### Aim
Look for the string "Hydrogen" and copy every line that has it.

----

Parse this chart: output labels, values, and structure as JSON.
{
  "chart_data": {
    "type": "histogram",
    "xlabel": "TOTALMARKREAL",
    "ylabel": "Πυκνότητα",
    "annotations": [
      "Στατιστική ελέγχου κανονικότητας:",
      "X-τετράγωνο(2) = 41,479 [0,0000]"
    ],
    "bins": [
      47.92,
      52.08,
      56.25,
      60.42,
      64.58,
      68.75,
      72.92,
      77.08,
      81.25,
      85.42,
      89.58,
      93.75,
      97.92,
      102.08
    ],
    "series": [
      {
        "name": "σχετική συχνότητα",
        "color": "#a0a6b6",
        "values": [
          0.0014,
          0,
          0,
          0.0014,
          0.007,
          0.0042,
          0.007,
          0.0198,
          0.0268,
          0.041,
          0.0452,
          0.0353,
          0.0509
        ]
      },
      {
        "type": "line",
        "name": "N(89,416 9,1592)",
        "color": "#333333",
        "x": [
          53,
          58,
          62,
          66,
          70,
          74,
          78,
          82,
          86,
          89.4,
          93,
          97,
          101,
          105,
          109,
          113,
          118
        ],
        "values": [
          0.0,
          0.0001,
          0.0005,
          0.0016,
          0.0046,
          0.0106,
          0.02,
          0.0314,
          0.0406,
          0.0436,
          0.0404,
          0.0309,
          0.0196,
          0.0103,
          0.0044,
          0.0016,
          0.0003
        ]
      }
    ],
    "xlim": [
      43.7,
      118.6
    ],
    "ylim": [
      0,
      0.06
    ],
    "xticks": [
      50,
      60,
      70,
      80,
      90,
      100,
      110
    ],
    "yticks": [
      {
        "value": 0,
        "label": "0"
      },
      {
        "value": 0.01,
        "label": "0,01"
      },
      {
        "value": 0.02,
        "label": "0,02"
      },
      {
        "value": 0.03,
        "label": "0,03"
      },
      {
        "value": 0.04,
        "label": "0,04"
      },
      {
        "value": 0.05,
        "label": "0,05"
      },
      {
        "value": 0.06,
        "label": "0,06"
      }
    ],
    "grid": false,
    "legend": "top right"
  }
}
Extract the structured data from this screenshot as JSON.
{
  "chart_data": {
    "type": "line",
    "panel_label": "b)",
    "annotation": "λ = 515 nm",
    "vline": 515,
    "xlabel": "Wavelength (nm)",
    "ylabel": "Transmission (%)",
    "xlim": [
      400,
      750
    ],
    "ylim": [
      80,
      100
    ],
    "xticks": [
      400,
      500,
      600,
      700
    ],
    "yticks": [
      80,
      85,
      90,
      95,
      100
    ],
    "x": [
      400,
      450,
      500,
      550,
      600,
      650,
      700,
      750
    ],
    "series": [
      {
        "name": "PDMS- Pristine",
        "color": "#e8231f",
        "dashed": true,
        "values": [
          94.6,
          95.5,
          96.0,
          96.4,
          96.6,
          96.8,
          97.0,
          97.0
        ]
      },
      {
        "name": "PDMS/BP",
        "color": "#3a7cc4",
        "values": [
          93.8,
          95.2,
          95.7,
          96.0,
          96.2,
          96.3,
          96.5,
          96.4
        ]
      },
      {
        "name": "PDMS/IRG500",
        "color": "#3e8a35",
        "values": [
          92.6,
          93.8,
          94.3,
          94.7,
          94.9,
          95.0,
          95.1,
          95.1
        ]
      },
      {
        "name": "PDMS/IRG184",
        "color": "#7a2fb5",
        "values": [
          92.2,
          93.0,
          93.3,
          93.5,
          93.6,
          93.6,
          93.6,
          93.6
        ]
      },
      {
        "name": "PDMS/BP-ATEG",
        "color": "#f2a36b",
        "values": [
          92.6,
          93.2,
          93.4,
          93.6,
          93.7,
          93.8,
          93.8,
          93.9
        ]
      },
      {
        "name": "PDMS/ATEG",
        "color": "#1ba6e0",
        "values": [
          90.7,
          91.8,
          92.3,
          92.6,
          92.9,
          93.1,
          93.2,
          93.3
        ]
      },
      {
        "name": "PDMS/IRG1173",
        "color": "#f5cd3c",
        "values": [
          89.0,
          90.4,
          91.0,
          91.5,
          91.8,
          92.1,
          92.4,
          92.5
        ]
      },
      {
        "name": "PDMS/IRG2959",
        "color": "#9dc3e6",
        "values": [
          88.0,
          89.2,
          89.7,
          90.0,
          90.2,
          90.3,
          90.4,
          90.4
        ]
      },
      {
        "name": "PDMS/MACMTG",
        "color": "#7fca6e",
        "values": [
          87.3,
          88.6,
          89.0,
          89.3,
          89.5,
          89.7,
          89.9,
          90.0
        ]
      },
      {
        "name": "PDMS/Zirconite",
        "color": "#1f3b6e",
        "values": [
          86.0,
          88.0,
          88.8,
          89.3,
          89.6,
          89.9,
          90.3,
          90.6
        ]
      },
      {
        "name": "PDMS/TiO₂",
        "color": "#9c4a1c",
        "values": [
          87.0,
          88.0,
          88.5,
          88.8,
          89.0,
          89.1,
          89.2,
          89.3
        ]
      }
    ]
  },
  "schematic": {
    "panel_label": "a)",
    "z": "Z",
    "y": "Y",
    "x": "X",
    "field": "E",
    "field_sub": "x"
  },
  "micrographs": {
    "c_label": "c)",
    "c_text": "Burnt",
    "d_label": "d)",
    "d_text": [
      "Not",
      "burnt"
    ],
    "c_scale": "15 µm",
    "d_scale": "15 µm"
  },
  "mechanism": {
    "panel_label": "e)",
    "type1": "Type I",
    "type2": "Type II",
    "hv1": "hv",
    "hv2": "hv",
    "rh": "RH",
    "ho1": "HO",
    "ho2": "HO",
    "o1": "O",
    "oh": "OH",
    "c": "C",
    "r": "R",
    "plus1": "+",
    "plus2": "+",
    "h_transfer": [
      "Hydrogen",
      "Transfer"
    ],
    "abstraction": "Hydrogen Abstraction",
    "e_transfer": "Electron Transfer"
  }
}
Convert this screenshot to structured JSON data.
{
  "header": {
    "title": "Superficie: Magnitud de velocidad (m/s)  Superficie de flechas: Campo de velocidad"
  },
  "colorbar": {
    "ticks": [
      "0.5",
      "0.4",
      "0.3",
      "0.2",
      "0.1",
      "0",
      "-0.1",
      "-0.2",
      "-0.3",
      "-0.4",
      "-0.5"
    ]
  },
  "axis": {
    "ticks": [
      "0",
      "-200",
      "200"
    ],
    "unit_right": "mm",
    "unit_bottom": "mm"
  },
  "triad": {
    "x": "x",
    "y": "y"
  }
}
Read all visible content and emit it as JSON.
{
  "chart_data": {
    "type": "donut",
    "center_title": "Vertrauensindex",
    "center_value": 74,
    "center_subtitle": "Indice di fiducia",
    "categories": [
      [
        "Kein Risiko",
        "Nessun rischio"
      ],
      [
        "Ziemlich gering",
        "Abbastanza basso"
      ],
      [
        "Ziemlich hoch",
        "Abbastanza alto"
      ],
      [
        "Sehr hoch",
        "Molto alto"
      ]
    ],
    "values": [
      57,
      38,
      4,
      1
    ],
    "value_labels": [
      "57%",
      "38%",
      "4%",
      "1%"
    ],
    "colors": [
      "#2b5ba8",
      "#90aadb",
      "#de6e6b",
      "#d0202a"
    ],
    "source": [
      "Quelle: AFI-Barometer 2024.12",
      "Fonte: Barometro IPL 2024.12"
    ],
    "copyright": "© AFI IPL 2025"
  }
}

----

### Worked solution
      "Hydrogen",
    "abstraction": "Hydrogen Abstraction",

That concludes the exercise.